= THE REQUEST =
Carry the account of David Hilbert's life and mathematical work forward from its final sentence.

= EXCERPT TO READ =
───

The next few years were a time of great change for David Hilbert. In June of
1892, Hurwitz became a full professor at the Swiss Federal Institute of
Technology in Zurich and Hilbert took Hurwitz's place by becoming an assistant
professor at Konigsberg. On October 12, Hilbert married his second cousin, Kthe
Jerosch. On August 11, 1893, their son Franz was born. A few weeks later,
Hilbert and Minkowski were commissioned by the German Mathematical Society to
write a comprehensive survey of number theory. This honor was probably bestowed
on Hilbert because of his recent, more direct proofs of the transcendence of e
(first proved by Charles Hermite in 1873) and pi (first proved by Ferdinand
Lindemann in 1882). It was decided that Hilbert would tackle algebraic number
theory while Minkowski would work on the geometric aspects of number theory.
Although Minkowski never completed his portion of the survey, Hilbert's book,
Zahlbericht, was, according to one reviewer, "a veritable jewel of mathematical
literature." Before the Zahlbericht was published, however, David Hilbert
received an important telegram from Felix Klein. Hilbert was promoted to full
professor at Gottingen, the university which had shaped the great number
theorist Carl Friedrich Gauss. The motto on the Rathaus, or town hall, of
Gottingen states: "Away from Gottingen there is no life." For a mathematician in
the early twentieth century, this was not far from the truth. The greatest
mathematical minds of the time, both faculty and students, had gathered at
Gottingen and Klein knew that Hilbert would make a splendid addition.
David Hilbert and his wife Kthe would spend the rest of their lives in
Gottingen. At Gottingen, Hilbert found the tranquillity as well as the
scientific stimulation he needed to become a prolific mathematician. A testament
to his genius and versatility, Hilbert had a far-reaching effect on many diverse
branches of mathematics. Hermann Weyl, a colleague of Hilbert at Gottingen, has
classified Hilbert's work into five major areas: invariant theory, algebraic
number field theory, foundations of geometry and mathematics, integral
equations, and physics.
As mentioned earlier, Hilbert's thesis was on the theory of invariants. His
two proofs of Gordan's Problem established him as a first-class mathematician.

───

= SUPPLIED DATA =
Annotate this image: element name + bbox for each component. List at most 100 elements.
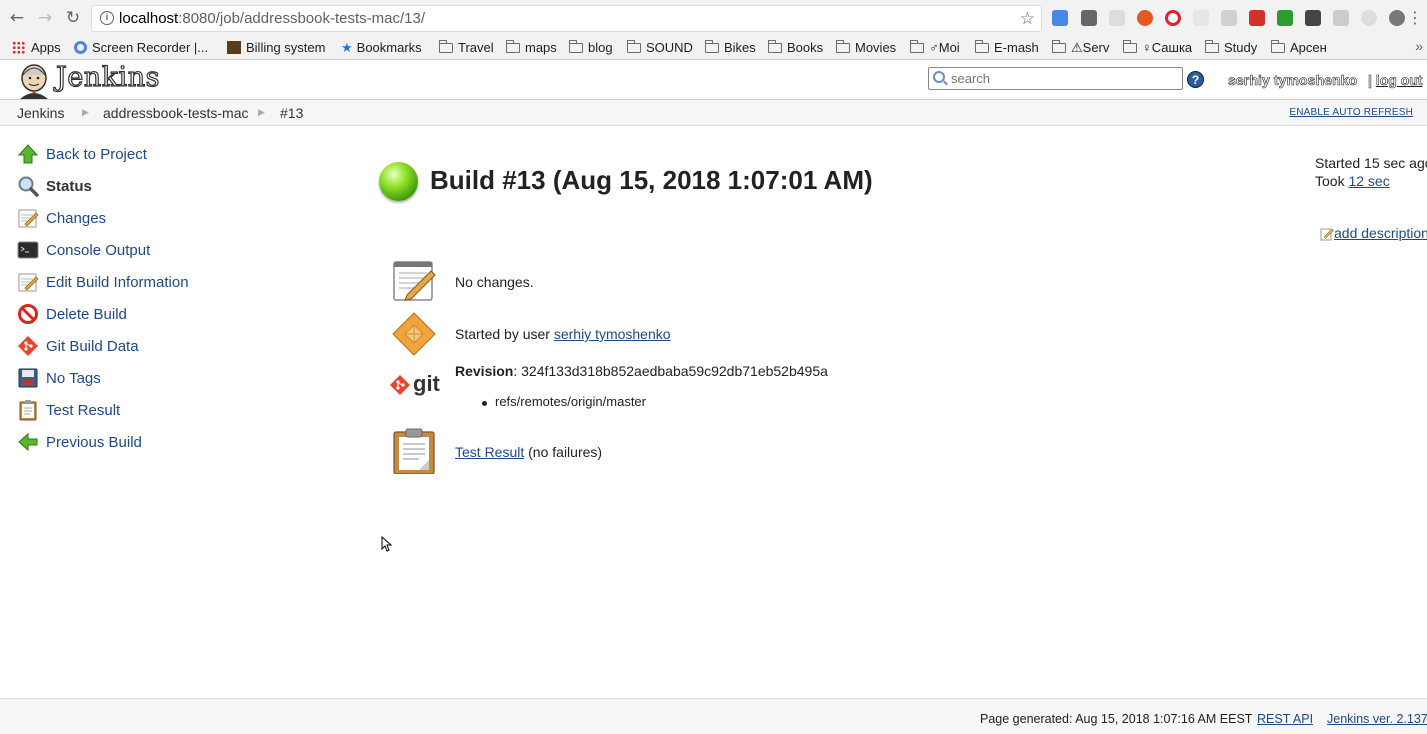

───

= TASK ANSWER =
These proofs led him to "one of the most fundamental theorems of algebra,"
namely that every subset of a polynomial ring of independent variables has a
finite ideal basis. Weyl claims that this theorem is "the foundation stone of
the general theory of algebraic manifolds." Another famous theorem by Hilbert,
the Nullstellensatz, states that for every polynomial g "vanishing" on the
ideal's "set of vanishing points," some power of g is contained in the ideal.
Weyl claims that the Nullstellensatz is "clearly" at the heart of the theory of
algebraic manifolds. David Hilbert made other contributions to modern algebra,
including a theorem under which one may substitute variables in an irreducible
polynomial to obtain another irreducible polynomial and a solution of ninth
degree equations. Weyl emphasizes the significance of Hilbert's discoveries:
"After the formal investigations from Cayley and Sylvester to Gordan, Hilbert
inaugurated a new epoch in the theory of invariants." Oddly enough, Weyl was
merely paraphrasing Hilbert's own words. Characteristic of Hilbert's unabated,
albeit justified, egotism, one of Hilbert's papers on invariants called
Sylvester and Cayley "the representatives of the naive period" and himself the
champion of "the critical period" of invariant theory. In 1892, he wrote to
Minkowski that "I shall definitely quit the field of invariants."
With his move from Konigsberg to Gottingen, Hilbert's interest moved away
from invariants and into algebraic number fields. The Zahlbericht was a great
leap forward in algebraic number theory. Hilbert was greatly pleased at his
assignment from the German Mathematical Society. Hilbert stated that "the theory
of number fields is an edifice of rare beauty and harmony." One important
contribution from this report is his Satz 90, which is a theorem on relative
cyclic fields. Hilbert also developed a form of the Legendre symbol and the idea
of a p-adic norm. Hilbert defined a p-adic norm as an integer in the quadratic
field K that is congruent to the norm of a suitable integer in K modulo any
power of p. The Legendre symbol (a/p) has the value +1 if x2 is congruent to a
modulo an odd prime p is solvable (quadratic residue) and -1 if it is not
solvable (quadratic nonresidue). Hilbert generalized this symbol to (a,K/p),
which has value +1 if a is a p-adic norm and -1 if it is not. Hilbert found that
this symbol is multiplicative, meaning that (a,K/p)*(b,K/p) = (ab,K/p). He then
established certain reciprocity laws in terms of these norm residues. He also
delved considerably in the theory of ideals and Abelian fields. Hilbert also
began exploring the relations between number theory and modular functions, but,
"indicative of the fertility of Hilbert's mind," he found other areas of
mathematics to interest him. As mentioned before, Hilbert also provided simple
and direct proofs of the transcendence of e and pi. Another breakthrough in
algebraic number theory was his proof of Waring's Problem in 1909. In 1707,
Edmund Waring proposed, without proof, that every positive integer can be
written as the sum of 4 squares, 9 cubes, 19 fourth powers, and so on. More
generally, for any k>1, there is a positive integer s such that every
positive integer can be expressed as the sum of s nonnegative kth powers.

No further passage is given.